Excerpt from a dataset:
● ● ●

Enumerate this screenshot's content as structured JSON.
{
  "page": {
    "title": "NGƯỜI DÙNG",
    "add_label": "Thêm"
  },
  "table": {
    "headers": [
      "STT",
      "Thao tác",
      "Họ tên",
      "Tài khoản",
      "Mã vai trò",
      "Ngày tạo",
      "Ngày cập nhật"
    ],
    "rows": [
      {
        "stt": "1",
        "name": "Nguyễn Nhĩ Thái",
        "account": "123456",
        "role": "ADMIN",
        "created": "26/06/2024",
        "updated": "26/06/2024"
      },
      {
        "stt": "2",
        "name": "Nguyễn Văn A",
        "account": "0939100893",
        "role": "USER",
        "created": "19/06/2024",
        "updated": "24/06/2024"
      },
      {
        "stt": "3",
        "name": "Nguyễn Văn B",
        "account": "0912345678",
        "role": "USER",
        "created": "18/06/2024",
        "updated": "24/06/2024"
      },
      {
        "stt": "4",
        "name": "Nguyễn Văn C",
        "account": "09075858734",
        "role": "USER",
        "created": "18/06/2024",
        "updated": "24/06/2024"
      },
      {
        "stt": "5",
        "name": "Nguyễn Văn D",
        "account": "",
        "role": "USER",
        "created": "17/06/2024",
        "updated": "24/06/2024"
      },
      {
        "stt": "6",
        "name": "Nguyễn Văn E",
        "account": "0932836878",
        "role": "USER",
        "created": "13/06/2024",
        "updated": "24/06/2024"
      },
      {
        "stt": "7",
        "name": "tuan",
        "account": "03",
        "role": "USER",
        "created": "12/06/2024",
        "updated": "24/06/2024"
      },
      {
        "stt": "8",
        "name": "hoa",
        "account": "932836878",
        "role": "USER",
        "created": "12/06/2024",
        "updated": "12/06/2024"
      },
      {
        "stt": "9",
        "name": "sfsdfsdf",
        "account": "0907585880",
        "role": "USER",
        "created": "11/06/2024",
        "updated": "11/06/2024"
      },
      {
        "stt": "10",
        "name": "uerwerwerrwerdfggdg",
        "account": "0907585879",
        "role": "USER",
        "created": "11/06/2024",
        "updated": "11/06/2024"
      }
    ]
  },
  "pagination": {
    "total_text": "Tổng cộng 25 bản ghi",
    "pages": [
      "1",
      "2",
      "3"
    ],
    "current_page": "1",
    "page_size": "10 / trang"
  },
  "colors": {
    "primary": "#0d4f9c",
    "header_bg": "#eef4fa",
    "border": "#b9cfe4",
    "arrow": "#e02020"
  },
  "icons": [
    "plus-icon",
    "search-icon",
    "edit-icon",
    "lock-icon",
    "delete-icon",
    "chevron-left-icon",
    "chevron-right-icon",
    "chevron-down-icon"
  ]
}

● ● ●

• **Exercise brief**
Examine the records and pull out every line where the string "created" occurs.

• **Exercise output**
        "created": "26/06/2024",
        "created": "19/06/2024",
        "created": "18/06/2024",
        "created": "18/06/2024",
        "created": "17/06/2024",
        "created": "13/06/2024",
        "created": "12/06/2024",
        "created": "12/06/2024",
        "created": "11/06/2024",
        "created": "11/06/2024",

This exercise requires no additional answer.